### YOUR TASK
Pull each line containing "color" out of the data and copy it.

--- START RECORDS FOR THIS TASK ---

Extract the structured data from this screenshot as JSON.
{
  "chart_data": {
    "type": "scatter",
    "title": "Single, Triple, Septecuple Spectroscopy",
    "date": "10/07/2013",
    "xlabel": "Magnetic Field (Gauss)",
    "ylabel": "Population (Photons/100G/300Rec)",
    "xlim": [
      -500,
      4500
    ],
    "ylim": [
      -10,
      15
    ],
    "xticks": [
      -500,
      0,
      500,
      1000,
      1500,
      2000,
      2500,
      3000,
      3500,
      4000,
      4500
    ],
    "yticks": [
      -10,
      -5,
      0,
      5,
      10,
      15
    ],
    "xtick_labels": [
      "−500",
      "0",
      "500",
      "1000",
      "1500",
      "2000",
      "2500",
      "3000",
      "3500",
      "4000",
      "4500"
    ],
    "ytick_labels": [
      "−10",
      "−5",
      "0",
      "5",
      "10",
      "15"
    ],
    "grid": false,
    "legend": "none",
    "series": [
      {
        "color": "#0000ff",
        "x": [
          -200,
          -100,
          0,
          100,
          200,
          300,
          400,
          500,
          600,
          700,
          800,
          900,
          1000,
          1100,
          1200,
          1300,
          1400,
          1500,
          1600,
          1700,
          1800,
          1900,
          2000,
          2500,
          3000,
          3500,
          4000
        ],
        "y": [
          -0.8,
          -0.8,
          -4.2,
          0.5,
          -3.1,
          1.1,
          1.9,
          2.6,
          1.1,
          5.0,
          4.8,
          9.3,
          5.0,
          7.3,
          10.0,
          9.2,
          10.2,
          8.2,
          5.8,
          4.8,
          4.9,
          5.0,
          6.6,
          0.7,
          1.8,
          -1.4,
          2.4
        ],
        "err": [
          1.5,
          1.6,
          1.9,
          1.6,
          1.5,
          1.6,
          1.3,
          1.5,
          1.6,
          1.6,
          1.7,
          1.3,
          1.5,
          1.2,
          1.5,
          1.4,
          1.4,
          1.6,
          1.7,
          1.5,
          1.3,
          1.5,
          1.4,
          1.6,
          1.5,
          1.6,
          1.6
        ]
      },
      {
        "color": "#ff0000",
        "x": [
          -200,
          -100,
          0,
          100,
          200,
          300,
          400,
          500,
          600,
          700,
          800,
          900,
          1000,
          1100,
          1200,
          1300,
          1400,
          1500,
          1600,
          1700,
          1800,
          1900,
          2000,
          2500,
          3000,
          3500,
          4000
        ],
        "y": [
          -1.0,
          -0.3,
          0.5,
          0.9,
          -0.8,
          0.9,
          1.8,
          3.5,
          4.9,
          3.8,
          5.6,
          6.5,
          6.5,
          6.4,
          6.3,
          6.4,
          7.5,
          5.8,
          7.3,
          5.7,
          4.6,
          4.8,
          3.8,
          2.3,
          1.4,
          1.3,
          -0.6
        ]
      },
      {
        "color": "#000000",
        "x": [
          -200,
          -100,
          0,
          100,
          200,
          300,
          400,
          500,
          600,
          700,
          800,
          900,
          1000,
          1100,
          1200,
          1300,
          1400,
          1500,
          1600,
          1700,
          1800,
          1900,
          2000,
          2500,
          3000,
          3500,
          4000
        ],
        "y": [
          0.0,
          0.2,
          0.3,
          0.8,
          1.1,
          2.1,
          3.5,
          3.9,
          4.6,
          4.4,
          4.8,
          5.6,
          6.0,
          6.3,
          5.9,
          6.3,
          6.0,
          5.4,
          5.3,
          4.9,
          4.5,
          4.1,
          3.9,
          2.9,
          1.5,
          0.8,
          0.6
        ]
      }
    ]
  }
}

--- END RECORDS FOR THIS TASK ---

### CORRECT OUTPUT
        "color": "#0000ff",
        "color": "#ff0000",
        "color": "#000000",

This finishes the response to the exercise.